Task: Pull out every line below that contains the word "FactSetのデータを基に三井住友DSアセットマネジメント作成".

Data supplied:
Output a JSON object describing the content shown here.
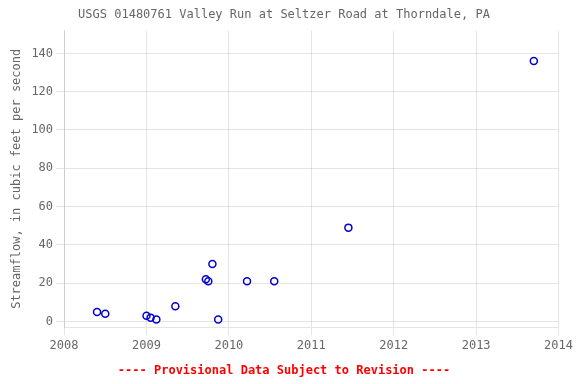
{
  "chart_data": {
    "type": "scatter",
    "title": "USGS 01480761 Valley Run at Seltzer Road at Thorndale, PA",
    "y_label": "Streamflow, in cubic feet per second",
    "x": [
      2008.4,
      2008.5,
      2009.0,
      2009.05,
      2009.12,
      2009.35,
      2009.72,
      2009.75,
      2009.8,
      2009.87,
      2010.22,
      2010.55,
      2011.45,
      2013.7
    ],
    "values": [
      5,
      4,
      3,
      2,
      1,
      8,
      22,
      21,
      30,
      1,
      21,
      21,
      49,
      136
    ],
    "color": "#0000CC",
    "marker": "circle",
    "xlim": [
      2008,
      2014
    ],
    "xticks": [
      2008,
      2009,
      2010,
      2011,
      2012,
      2013,
      2014
    ],
    "ylim": [
      -3,
      152
    ],
    "yticks": [
      0,
      20,
      40,
      60,
      80,
      100,
      120,
      140
    ],
    "grid": true,
    "annotations": [
      {
        "text": "---- Provisional Data Subject to Revision ----",
        "color": "#ff0000"
      }
    ]
  }
}
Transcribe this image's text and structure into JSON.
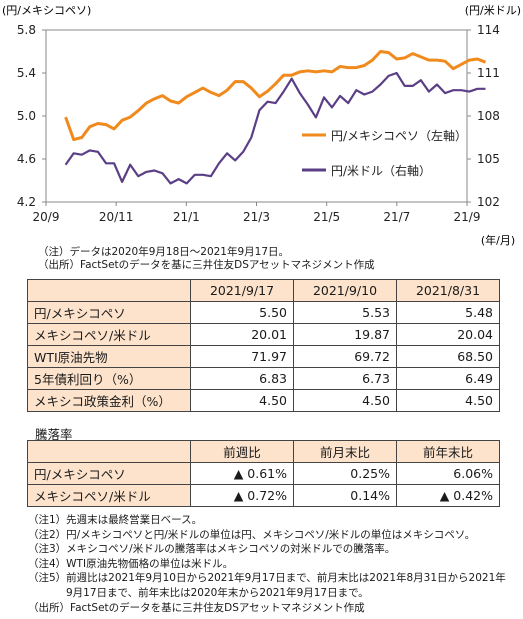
{
  "chart_data": {
    "type": "line",
    "left_axis_label": "(円/メキシコペソ)",
    "right_axis_label": "(円/米ドル)",
    "x_unit_label": "(年/月)",
    "x_ticks": [
      "20/9",
      "20/11",
      "21/1",
      "21/3",
      "21/5",
      "21/7",
      "21/9"
    ],
    "left_axis": {
      "min": 4.2,
      "max": 5.8,
      "ticks": [
        "4.2",
        "4.6",
        "5.0",
        "5.4",
        "5.8"
      ]
    },
    "right_axis": {
      "min": 102,
      "max": 114,
      "ticks": [
        "102",
        "105",
        "108",
        "111",
        "114"
      ]
    },
    "grid": false,
    "legend_position": "center-right",
    "series": [
      {
        "name": "円/メキシコペソ（左軸）",
        "axis": "left",
        "color": "#f08a1c",
        "x": [
          "2020-09-18",
          "2020-09-25",
          "2020-10-02",
          "2020-10-09",
          "2020-10-16",
          "2020-10-23",
          "2020-10-30",
          "2020-11-06",
          "2020-11-13",
          "2020-11-20",
          "2020-11-27",
          "2020-12-04",
          "2020-12-11",
          "2020-12-18",
          "2020-12-25",
          "2021-01-01",
          "2021-01-08",
          "2021-01-15",
          "2021-01-22",
          "2021-01-29",
          "2021-02-05",
          "2021-02-12",
          "2021-02-19",
          "2021-02-26",
          "2021-03-05",
          "2021-03-12",
          "2021-03-19",
          "2021-03-26",
          "2021-04-02",
          "2021-04-09",
          "2021-04-16",
          "2021-04-23",
          "2021-04-30",
          "2021-05-07",
          "2021-05-14",
          "2021-05-21",
          "2021-05-28",
          "2021-06-04",
          "2021-06-11",
          "2021-06-18",
          "2021-06-25",
          "2021-07-02",
          "2021-07-09",
          "2021-07-16",
          "2021-07-23",
          "2021-07-30",
          "2021-08-06",
          "2021-08-13",
          "2021-08-20",
          "2021-08-27",
          "2021-09-03",
          "2021-09-10",
          "2021-09-17"
        ],
        "values": [
          4.99,
          4.78,
          4.8,
          4.9,
          4.93,
          4.92,
          4.88,
          4.96,
          4.99,
          5.05,
          5.12,
          5.16,
          5.19,
          5.14,
          5.12,
          5.18,
          5.22,
          5.26,
          5.22,
          5.19,
          5.24,
          5.32,
          5.32,
          5.26,
          5.18,
          5.23,
          5.3,
          5.38,
          5.38,
          5.41,
          5.42,
          5.41,
          5.42,
          5.41,
          5.46,
          5.45,
          5.45,
          5.47,
          5.52,
          5.6,
          5.59,
          5.53,
          5.54,
          5.58,
          5.55,
          5.52,
          5.52,
          5.51,
          5.44,
          5.48,
          5.52,
          5.53,
          5.5
        ]
      },
      {
        "name": "円/米ドル（右軸）",
        "axis": "right",
        "color": "#5b3f86",
        "x": [
          "2020-09-18",
          "2020-09-25",
          "2020-10-02",
          "2020-10-09",
          "2020-10-16",
          "2020-10-23",
          "2020-10-30",
          "2020-11-06",
          "2020-11-13",
          "2020-11-20",
          "2020-11-27",
          "2020-12-04",
          "2020-12-11",
          "2020-12-18",
          "2020-12-25",
          "2021-01-01",
          "2021-01-08",
          "2021-01-15",
          "2021-01-22",
          "2021-01-29",
          "2021-02-05",
          "2021-02-12",
          "2021-02-19",
          "2021-02-26",
          "2021-03-05",
          "2021-03-12",
          "2021-03-19",
          "2021-03-26",
          "2021-04-02",
          "2021-04-09",
          "2021-04-16",
          "2021-04-23",
          "2021-04-30",
          "2021-05-07",
          "2021-05-14",
          "2021-05-21",
          "2021-05-28",
          "2021-06-04",
          "2021-06-11",
          "2021-06-18",
          "2021-06-25",
          "2021-07-02",
          "2021-07-09",
          "2021-07-16",
          "2021-07-23",
          "2021-07-30",
          "2021-08-06",
          "2021-08-13",
          "2021-08-20",
          "2021-08-27",
          "2021-09-03",
          "2021-09-10",
          "2021-09-17"
        ],
        "values": [
          104.6,
          105.4,
          105.3,
          105.6,
          105.5,
          104.7,
          104.7,
          103.4,
          104.6,
          103.8,
          104.1,
          104.2,
          104.0,
          103.3,
          103.6,
          103.3,
          103.9,
          103.9,
          103.8,
          104.7,
          105.4,
          104.9,
          105.5,
          106.5,
          108.4,
          109.0,
          108.9,
          109.7,
          110.6,
          109.6,
          108.8,
          107.9,
          109.3,
          108.6,
          109.4,
          108.9,
          109.8,
          109.5,
          109.7,
          110.2,
          110.8,
          111.0,
          110.1,
          110.1,
          110.5,
          109.7,
          110.2,
          109.6,
          109.8,
          109.8,
          109.7,
          109.9,
          109.9
        ]
      }
    ]
  },
  "notes": {
    "chart_note": "（注）データは2020年9月18日～2021年9月17日。",
    "chart_source": "（出所）FactSetのデータを基に三井住友DSアセットマネジメント作成"
  },
  "table1": {
    "headers": [
      "2021/9/17",
      "2021/9/10",
      "2021/8/31"
    ],
    "rows": [
      {
        "label": "円/メキシコペソ",
        "values": [
          "5.50",
          "5.53",
          "5.48"
        ]
      },
      {
        "label": "メキシコペソ/米ドル",
        "values": [
          "20.01",
          "19.87",
          "20.04"
        ]
      },
      {
        "label": "WTI原油先物",
        "values": [
          "71.97",
          "69.72",
          "68.50"
        ]
      },
      {
        "label": "5年債利回り（%）",
        "values": [
          "6.83",
          "6.73",
          "6.49"
        ]
      },
      {
        "label": "メキシコ政策金利（%）",
        "values": [
          "4.50",
          "4.50",
          "4.50"
        ]
      }
    ]
  },
  "table2": {
    "title": "騰落率",
    "headers": [
      "前週比",
      "前月末比",
      "前年末比"
    ],
    "rows": [
      {
        "label": "円/メキシコペソ",
        "values": [
          "▲ 0.61%",
          "0.25%",
          "6.06%"
        ]
      },
      {
        "label": "メキシコペソ/米ドル",
        "values": [
          "▲ 0.72%",
          "0.14%",
          "▲ 0.42%"
        ]
      }
    ]
  },
  "footnotes": [
    "（注1）先週末は最終営業日ベース。",
    "（注2）円/メキシコペソと円/米ドルの単位は円、メキシコペソ/米ドルの単位はメキシコペソ。",
    "（注3）メキシコペソ/米ドルの騰落率はメキシコペソの対米ドルでの騰落率。",
    "（注4）WTI原油先物価格の単位は米ドル。",
    "（注5）前週比は2021年9月10日から2021年9月17日まで、前月末比は2021年8月31日から2021年",
    "9月17日まで、前年末比は2020年末から2021年9月17日まで。",
    "（出所）FactSetのデータを基に三井住友DSアセットマネジメント作成"
  ]
}
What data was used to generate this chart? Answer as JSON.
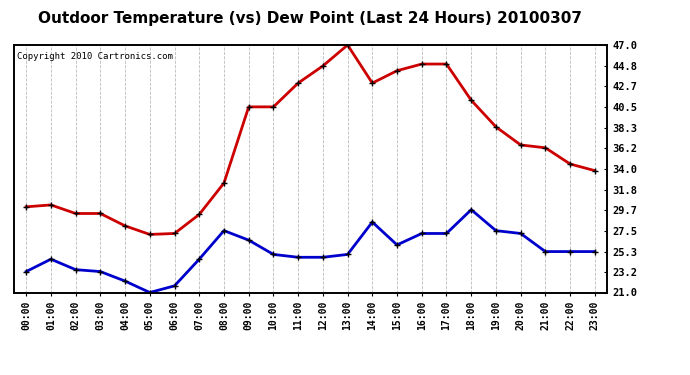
{
  "title": "Outdoor Temperature (vs) Dew Point (Last 24 Hours) 20100307",
  "copyright": "Copyright 2010 Cartronics.com",
  "hours": [
    "00:00",
    "01:00",
    "02:00",
    "03:00",
    "04:00",
    "05:00",
    "06:00",
    "07:00",
    "08:00",
    "09:00",
    "10:00",
    "11:00",
    "12:00",
    "13:00",
    "14:00",
    "15:00",
    "16:00",
    "17:00",
    "18:00",
    "19:00",
    "20:00",
    "21:00",
    "22:00",
    "23:00"
  ],
  "temp": [
    30.0,
    30.2,
    29.3,
    29.3,
    28.0,
    27.1,
    27.2,
    29.2,
    32.5,
    40.5,
    40.5,
    43.0,
    44.8,
    47.0,
    43.0,
    44.3,
    45.0,
    45.0,
    41.2,
    38.4,
    36.5,
    36.2,
    34.5,
    33.8
  ],
  "dew": [
    23.2,
    24.5,
    23.4,
    23.2,
    22.2,
    21.0,
    21.7,
    24.5,
    27.5,
    26.5,
    25.0,
    24.7,
    24.7,
    25.0,
    28.4,
    26.0,
    27.2,
    27.2,
    29.7,
    27.5,
    27.2,
    25.3,
    25.3,
    25.3
  ],
  "temp_color": "#cc0000",
  "dew_color": "#0000cc",
  "background_color": "#ffffff",
  "grid_color": "#bbbbbb",
  "ylim": [
    21.0,
    47.0
  ],
  "yticks": [
    21.0,
    23.2,
    25.3,
    27.5,
    29.7,
    31.8,
    34.0,
    36.2,
    38.3,
    40.5,
    42.7,
    44.8,
    47.0
  ],
  "title_fontsize": 11,
  "copyright_fontsize": 6.5,
  "tick_fontsize": 7,
  "ytick_fontsize": 7.5,
  "marker": "+",
  "marker_size": 5,
  "linewidth": 2.0
}
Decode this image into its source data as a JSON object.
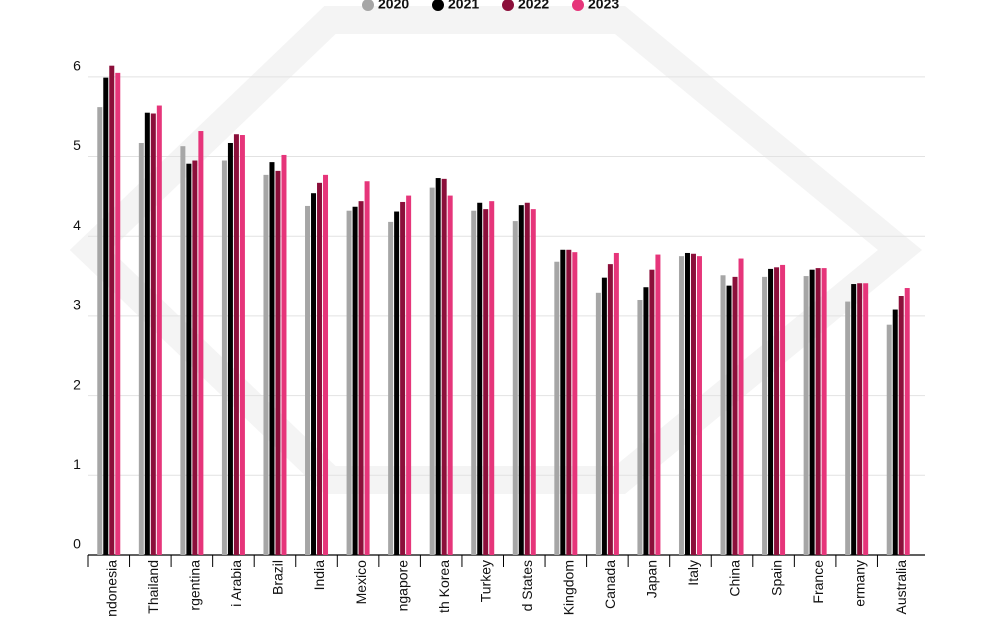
{
  "chart_data": {
    "type": "bar",
    "categories": [
      "ndonesia",
      "Thailand",
      "rgentina",
      "i Arabia",
      "Brazil",
      "India",
      "Mexico",
      "ngapore",
      "th Korea",
      "Turkey",
      "d States",
      "Kingdom",
      "Canada",
      "Japan",
      "Italy",
      "China",
      "Spain",
      "France",
      "ermany",
      "Australia"
    ],
    "series": [
      {
        "name": "2020",
        "color": "#a6a6a6",
        "values": [
          5.62,
          5.17,
          5.13,
          4.95,
          4.77,
          4.38,
          4.32,
          4.18,
          4.61,
          4.32,
          4.19,
          3.68,
          3.29,
          3.2,
          3.75,
          3.51,
          3.49,
          3.5,
          3.18,
          2.89
        ]
      },
      {
        "name": "2021",
        "color": "#000000",
        "values": [
          5.99,
          5.55,
          4.91,
          5.17,
          4.93,
          4.54,
          4.37,
          4.31,
          4.73,
          4.42,
          4.39,
          3.83,
          3.48,
          3.36,
          3.79,
          3.38,
          3.59,
          3.58,
          3.4,
          3.08
        ]
      },
      {
        "name": "2022",
        "color": "#8b0f3a",
        "values": [
          6.14,
          5.54,
          4.95,
          5.28,
          4.82,
          4.67,
          4.44,
          4.43,
          4.72,
          4.34,
          4.42,
          3.83,
          3.65,
          3.58,
          3.78,
          3.49,
          3.61,
          3.6,
          3.41,
          3.25
        ]
      },
      {
        "name": "2023",
        "color": "#e6357a",
        "values": [
          6.05,
          5.64,
          5.32,
          5.27,
          5.02,
          4.77,
          4.69,
          4.51,
          4.51,
          4.44,
          4.34,
          3.8,
          3.79,
          3.77,
          3.75,
          3.72,
          3.64,
          3.6,
          3.41,
          3.35
        ]
      }
    ],
    "ylim": [
      0,
      6.5
    ],
    "yticks": [
      0,
      1,
      2,
      3,
      4,
      5,
      6
    ],
    "grid": true
  }
}
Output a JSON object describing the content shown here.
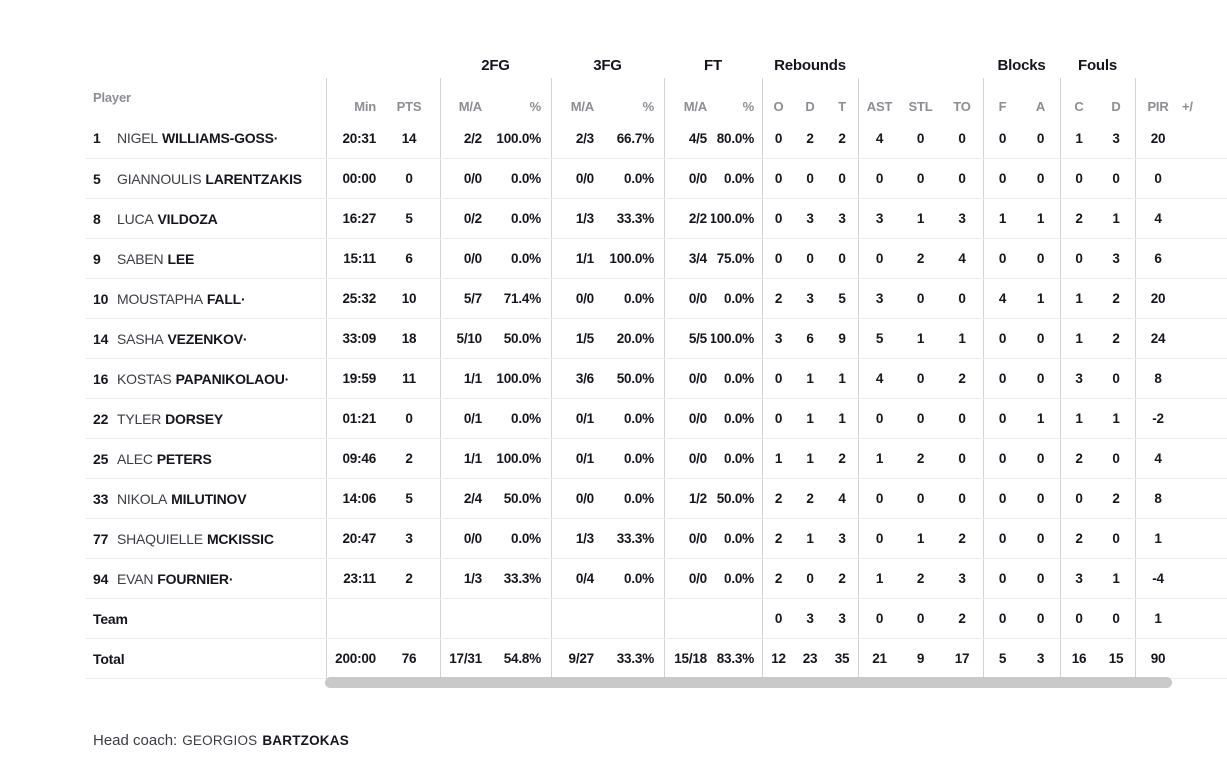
{
  "table": {
    "player_header": "Player",
    "groups": [
      "2FG",
      "3FG",
      "FT",
      "Rebounds",
      "Blocks",
      "Fouls"
    ],
    "sub_headers": [
      "Min",
      "PTS",
      "M/A",
      "%",
      "M/A",
      "%",
      "M/A",
      "%",
      "O",
      "D",
      "T",
      "AST",
      "STL",
      "TO",
      "F",
      "A",
      "C",
      "D",
      "PIR",
      "+/"
    ],
    "starter_mark": "·",
    "players": [
      {
        "num": "1",
        "first": "NIGEL",
        "last": "WILLIAMS-GOSS",
        "starter": true,
        "stats": [
          "20:31",
          "14",
          "2/2",
          "100.0%",
          "2/3",
          "66.7%",
          "4/5",
          "80.0%",
          "0",
          "2",
          "2",
          "4",
          "0",
          "0",
          "0",
          "0",
          "1",
          "3",
          "20",
          ""
        ]
      },
      {
        "num": "5",
        "first": "GIANNOULIS",
        "last": "LARENTZAKIS",
        "starter": false,
        "stats": [
          "00:00",
          "0",
          "0/0",
          "0.0%",
          "0/0",
          "0.0%",
          "0/0",
          "0.0%",
          "0",
          "0",
          "0",
          "0",
          "0",
          "0",
          "0",
          "0",
          "0",
          "0",
          "0",
          ""
        ]
      },
      {
        "num": "8",
        "first": "LUCA",
        "last": "VILDOZA",
        "starter": false,
        "stats": [
          "16:27",
          "5",
          "0/2",
          "0.0%",
          "1/3",
          "33.3%",
          "2/2",
          "100.0%",
          "0",
          "3",
          "3",
          "3",
          "1",
          "3",
          "1",
          "1",
          "2",
          "1",
          "4",
          ""
        ]
      },
      {
        "num": "9",
        "first": "SABEN",
        "last": "LEE",
        "starter": false,
        "stats": [
          "15:11",
          "6",
          "0/0",
          "0.0%",
          "1/1",
          "100.0%",
          "3/4",
          "75.0%",
          "0",
          "0",
          "0",
          "0",
          "2",
          "4",
          "0",
          "0",
          "0",
          "3",
          "6",
          ""
        ]
      },
      {
        "num": "10",
        "first": "MOUSTAPHA",
        "last": "FALL",
        "starter": true,
        "stats": [
          "25:32",
          "10",
          "5/7",
          "71.4%",
          "0/0",
          "0.0%",
          "0/0",
          "0.0%",
          "2",
          "3",
          "5",
          "3",
          "0",
          "0",
          "4",
          "1",
          "1",
          "2",
          "20",
          ""
        ]
      },
      {
        "num": "14",
        "first": "SASHA",
        "last": "VEZENKOV",
        "starter": true,
        "stats": [
          "33:09",
          "18",
          "5/10",
          "50.0%",
          "1/5",
          "20.0%",
          "5/5",
          "100.0%",
          "3",
          "6",
          "9",
          "5",
          "1",
          "1",
          "0",
          "0",
          "1",
          "2",
          "24",
          ""
        ]
      },
      {
        "num": "16",
        "first": "KOSTAS",
        "last": "PAPANIKOLAOU",
        "starter": true,
        "stats": [
          "19:59",
          "11",
          "1/1",
          "100.0%",
          "3/6",
          "50.0%",
          "0/0",
          "0.0%",
          "0",
          "1",
          "1",
          "4",
          "0",
          "2",
          "0",
          "0",
          "3",
          "0",
          "8",
          ""
        ]
      },
      {
        "num": "22",
        "first": "TYLER",
        "last": "DORSEY",
        "starter": false,
        "stats": [
          "01:21",
          "0",
          "0/1",
          "0.0%",
          "0/1",
          "0.0%",
          "0/0",
          "0.0%",
          "0",
          "1",
          "1",
          "0",
          "0",
          "0",
          "0",
          "1",
          "1",
          "1",
          "-2",
          ""
        ]
      },
      {
        "num": "25",
        "first": "ALEC",
        "last": "PETERS",
        "starter": false,
        "stats": [
          "09:46",
          "2",
          "1/1",
          "100.0%",
          "0/1",
          "0.0%",
          "0/0",
          "0.0%",
          "1",
          "1",
          "2",
          "1",
          "2",
          "0",
          "0",
          "0",
          "2",
          "0",
          "4",
          ""
        ]
      },
      {
        "num": "33",
        "first": "NIKOLA",
        "last": "MILUTINOV",
        "starter": false,
        "stats": [
          "14:06",
          "5",
          "2/4",
          "50.0%",
          "0/0",
          "0.0%",
          "1/2",
          "50.0%",
          "2",
          "2",
          "4",
          "0",
          "0",
          "0",
          "0",
          "0",
          "0",
          "2",
          "8",
          ""
        ]
      },
      {
        "num": "77",
        "first": "SHAQUIELLE",
        "last": "MCKISSIC",
        "starter": false,
        "stats": [
          "20:47",
          "3",
          "0/0",
          "0.0%",
          "1/3",
          "33.3%",
          "0/0",
          "0.0%",
          "2",
          "1",
          "3",
          "0",
          "1",
          "2",
          "0",
          "0",
          "2",
          "0",
          "1",
          ""
        ]
      },
      {
        "num": "94",
        "first": "EVAN",
        "last": "FOURNIER",
        "starter": true,
        "stats": [
          "23:11",
          "2",
          "1/3",
          "33.3%",
          "0/4",
          "0.0%",
          "0/0",
          "0.0%",
          "2",
          "0",
          "2",
          "1",
          "2",
          "3",
          "0",
          "0",
          "3",
          "1",
          "-4",
          ""
        ]
      }
    ],
    "team_row": {
      "label": "Team",
      "stats": [
        "",
        "",
        "",
        "",
        "",
        "",
        "",
        "",
        "0",
        "3",
        "3",
        "0",
        "0",
        "2",
        "0",
        "0",
        "0",
        "0",
        "1",
        ""
      ]
    },
    "total_row": {
      "label": "Total",
      "stats": [
        "200:00",
        "76",
        "17/31",
        "54.8%",
        "9/27",
        "33.3%",
        "15/18",
        "83.3%",
        "12",
        "23",
        "35",
        "21",
        "9",
        "17",
        "5",
        "3",
        "16",
        "15",
        "90",
        ""
      ]
    }
  },
  "footer": {
    "head_coach_label": "Head coach:",
    "coach_first": "GEORGIOS",
    "coach_last": "BARTZOKAS"
  },
  "colors": {
    "text_dark": "#15151d",
    "header_gray": "#8d8d94",
    "grid_line": "#d3d3d6",
    "row_line": "#ededee",
    "scrollbar_thumb": "#c9c9c9"
  }
}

Result for this exercise:
    "chart_source": "（出所）FactSetのデータを基に三井住友DSアセットマネジメント作成"
    "（出所）FactSetのデータを基に三井住友DSアセットマネジメント作成"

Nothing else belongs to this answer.